Your instructions:
Set down the records once more, please, exactly and with the pictures left out.

--- Begin Supplied entries ---

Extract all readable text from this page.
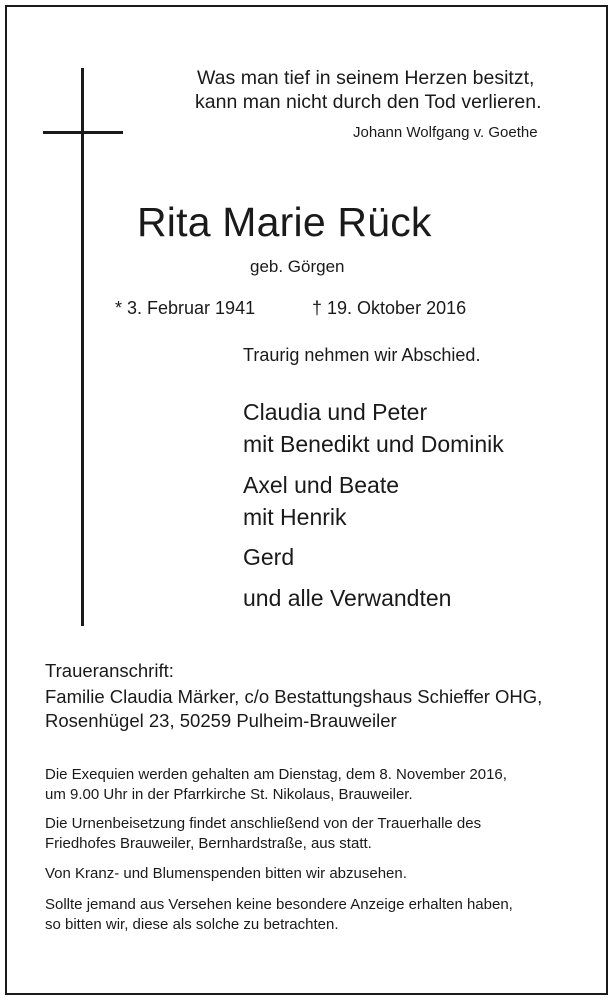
Was man tief in seinem Herzen besitzt,
kann man nicht durch den Tod verlieren.
Johann Wolfgang v. Goethe
Rita Marie Rück
geb. Görgen
* 3. Februar 1941	† 19. Oktober 2016
Traurig nehmen wir Abschied.
Claudia und Peter
mit Benedikt und Dominik
Axel und Beate
mit Henrik
Gerd
und alle Verwandten
Traueranschrift:
Familie Claudia Märker, c/o Bestattungshaus Schieffer OHG,
Rosenhügel 23, 50259 Pulheim-Brauweiler
Die Exequien werden gehalten am Dienstag, dem 8. November 2016,
um 9.00 Uhr in der Pfarrkirche St. Nikolaus, Brauweiler.
Die Urnenbeisetzung findet anschließend von der Trauerhalle des
Friedhofes Brauweiler, Bernhardstraße, aus statt.
Von Kranz- und Blumenspenden bitten wir abzusehen.
Sollte jemand aus Versehen keine besondere Anzeige erhalten haben,
so bitten wir, diese als solche zu betrachten.
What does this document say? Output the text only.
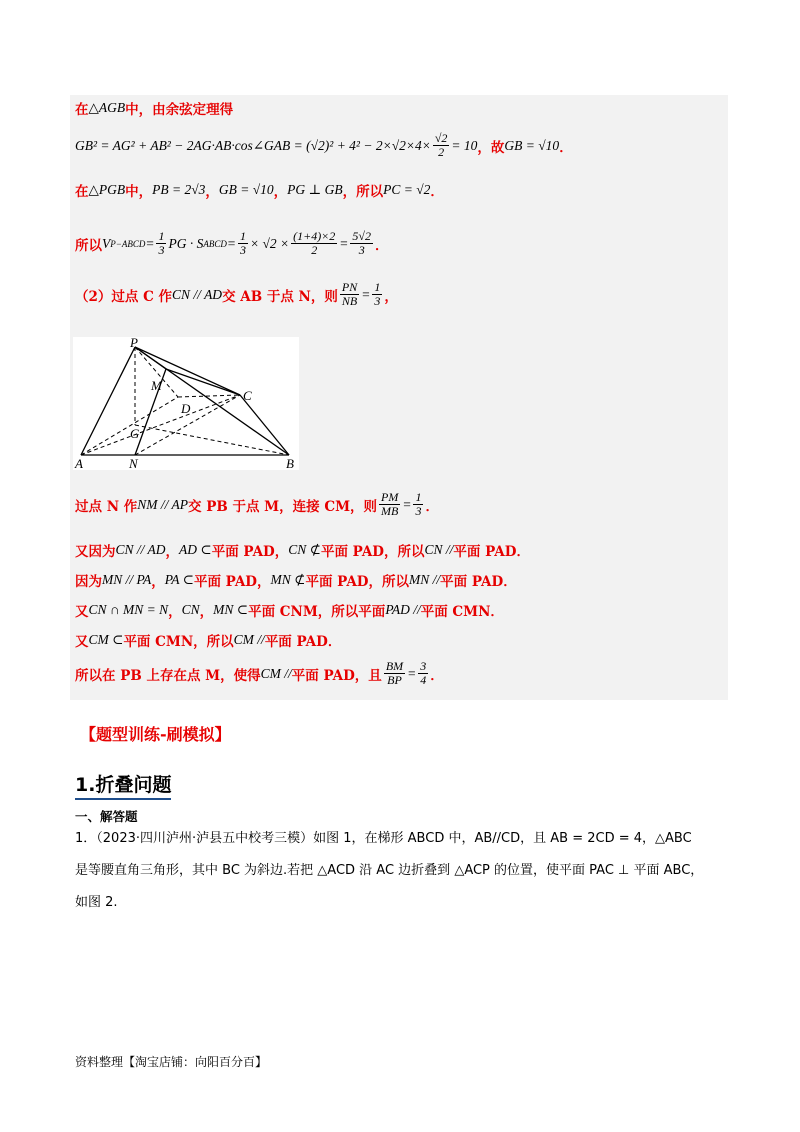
在 △AGB 中，由余弦定理得
GB² = AG² + AB² − 2AG·AB·cos∠GAB = $(√2)^2 + 4^2 - 2\times√2\times 4\times \frac{√2}{2} = 10$ ，故 GB = √10 ．
在 △PGB 中， PB = 2√3 ， GB = √10 ， PG ⊥ GB ，所以 PC = √2 ．
所以 V P−ABCD = $\frac{1}{3}$ PG · S ABCD = $\frac{1}{3} \times √2 \times \frac{(1+4)\times 2}{2} = \frac{5√2}{3}$ ．
（2）过点 C 作 CN // AD 交 AB 于点 N，则 $\frac{PN}{NB} = \frac{1}{3}$ ，
P
M
D
C
G
A	N	B
过点 N 作 NM // AP 交 PB 于点 M，连接 CM，则 $\frac{PM}{MB} = \frac{1}{3}$ ．
又因为 CN // AD ， AD ⊂ 平面 PAD， CN ⊄ 平面 PAD，所以 CN // 平面 PAD．
因为 MN // PA ， PA ⊂ 平面 PAD， MN ⊄ 平面 PAD，所以 MN // 平面 PAD．
又 CN ∩ MN = N ， CN ， MN ⊂ 平面 CNM，所以平面 PAD // 平面 CMN．
又 CM ⊂ 平面 CMN，所以 CM // 平面 PAD．
所以在 PB 上存在点 M，使得 CM // 平面 PAD，且 $\frac{BM}{BP} = \frac{3}{4}$ ．
【题型训练-刷模拟】
1.折叠问题
一、解答题
1．（2023·四川泸州·泸县五中校考三模）如图 1，在梯形 ABCD 中，AB//CD，且 AB = 2CD = 4，△ABC
是等腰直角三角形，其中 BC 为斜边.若把 △ACD 沿 AC 边折叠到 △ACP 的位置，使平面 PAC ⊥ 平面 ABC，
如图 2.
资料整理【淘宝店铺：向阳百分百】
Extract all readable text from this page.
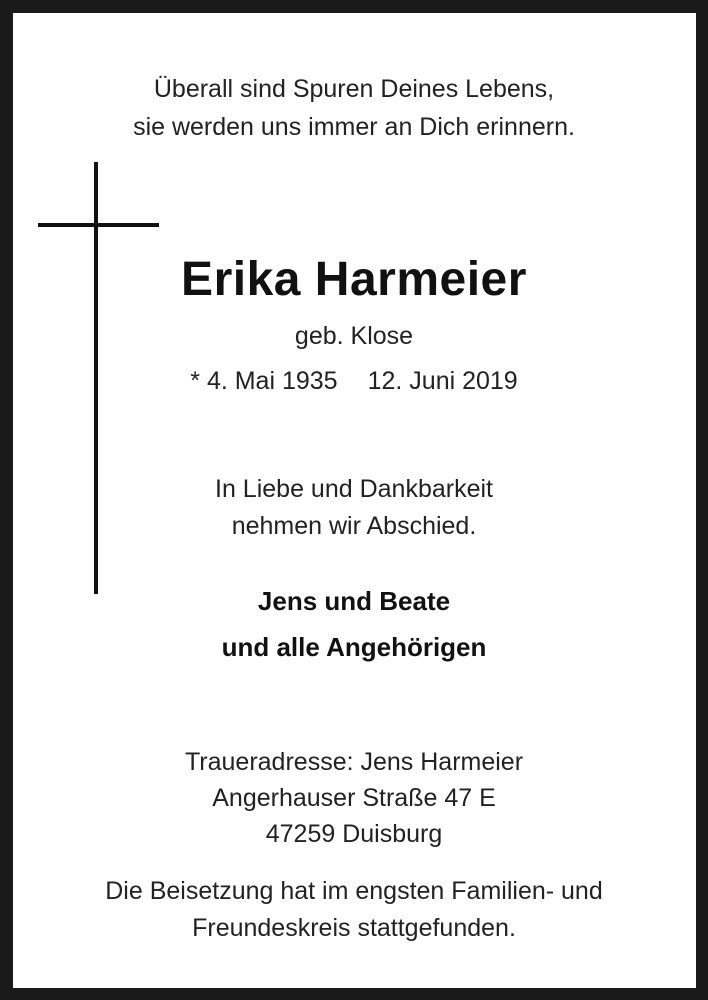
Überall sind Spuren Deines Lebens,
sie werden uns immer an Dich erinnern.
Erika Harmeier
geb. Klose
* 4. Mai 1935 12. Juni 2019
In Liebe und Dankbarkeit
nehmen wir Abschied.
Jens und Beate
und alle Angehörigen
Traueradresse: Jens Harmeier
Angerhauser Straße 47 E
47259 Duisburg
Die Beisetzung hat im engsten Familien- und
Freundeskreis stattgefunden.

--- End Supplied entries ---

Response to the task:
Extract all readable text from this page.
Was man tief in seinem Herzen besitzt,
kann man nicht durch den Tod verlieren.
Johann Wolfgang v. Goethe
Rita Marie Rück
geb. Görgen
* 3. Februar 1941	† 19. Oktober 2016
Traurig nehmen wir Abschied.
Claudia und Peter
mit Benedikt und Dominik
Axel und Beate
mit Henrik
Gerd
und alle Verwandten
Traueranschrift:
Familie Claudia Märker, c/o Bestattungshaus Schieffer OHG,
Rosenhügel 23, 50259 Pulheim-Brauweiler
Die Exequien werden gehalten am Dienstag, dem 8. November 2016,
um 9.00 Uhr in der Pfarrkirche St. Nikolaus, Brauweiler.
Die Urnenbeisetzung findet anschließend von der Trauerhalle des
Friedhofes Brauweiler, Bernhardstraße, aus statt.
Von Kranz- und Blumenspenden bitten wir abzusehen.
Sollte jemand aus Versehen keine besondere Anzeige erhalten haben,
so bitten wir, diese als solche zu betrachten.
What does this document say? Output the text only.
在 △AGB 中，由余弦定理得
GB² = AG² + AB² − 2AG·AB·cos∠GAB = $(√2)^2 + 4^2 - 2\times√2\times 4\times \frac{√2}{2} = 10$ ，故 GB = √10 ．
在 △PGB 中， PB = 2√3 ， GB = √10 ， PG ⊥ GB ，所以 PC = √2 ．
所以 V P−ABCD = $\frac{1}{3}$ PG · S ABCD = $\frac{1}{3} \times √2 \times \frac{(1+4)\times 2}{2} = \frac{5√2}{3}$ ．
（2）过点 C 作 CN // AD 交 AB 于点 N，则 $\frac{PN}{NB} = \frac{1}{3}$ ，
P
M
D
C
G
A	N	B
过点 N 作 NM // AP 交 PB 于点 M，连接 CM，则 $\frac{PM}{MB} = \frac{1}{3}$ ．
又因为 CN // AD ， AD ⊂ 平面 PAD， CN ⊄ 平面 PAD，所以 CN // 平面 PAD．
因为 MN // PA ， PA ⊂ 平面 PAD， MN ⊄ 平面 PAD，所以 MN // 平面 PAD．
又 CN ∩ MN = N ， CN ， MN ⊂ 平面 CNM，所以平面 PAD // 平面 CMN．
又 CM ⊂ 平面 CMN，所以 CM // 平面 PAD．
所以在 PB 上存在点 M，使得 CM // 平面 PAD，且 $\frac{BM}{BP} = \frac{3}{4}$ ．
【题型训练-刷模拟】
1.折叠问题
一、解答题
1．（2023·四川泸州·泸县五中校考三模）如图 1，在梯形 ABCD 中，AB//CD，且 AB = 2CD = 4，△ABC
是等腰直角三角形，其中 BC 为斜边.若把 △ACD 沿 AC 边折叠到 △ACP 的位置，使平面 PAC ⊥ 平面 ABC，
如图 2.
资料整理【淘宝店铺：向阳百分百】
Extract all readable text from this page.
Überall sind Spuren Deines Lebens,
sie werden uns immer an Dich erinnern.
Erika Harmeier
geb. Klose
* 4. Mai 1935 12. Juni 2019
In Liebe und Dankbarkeit
nehmen wir Abschied.
Jens und Beate
und alle Angehörigen
Traueradresse: Jens Harmeier
Angerhauser Straße 47 E
47259 Duisburg
Die Beisetzung hat im engsten Familien- und
Freundeskreis stattgefunden.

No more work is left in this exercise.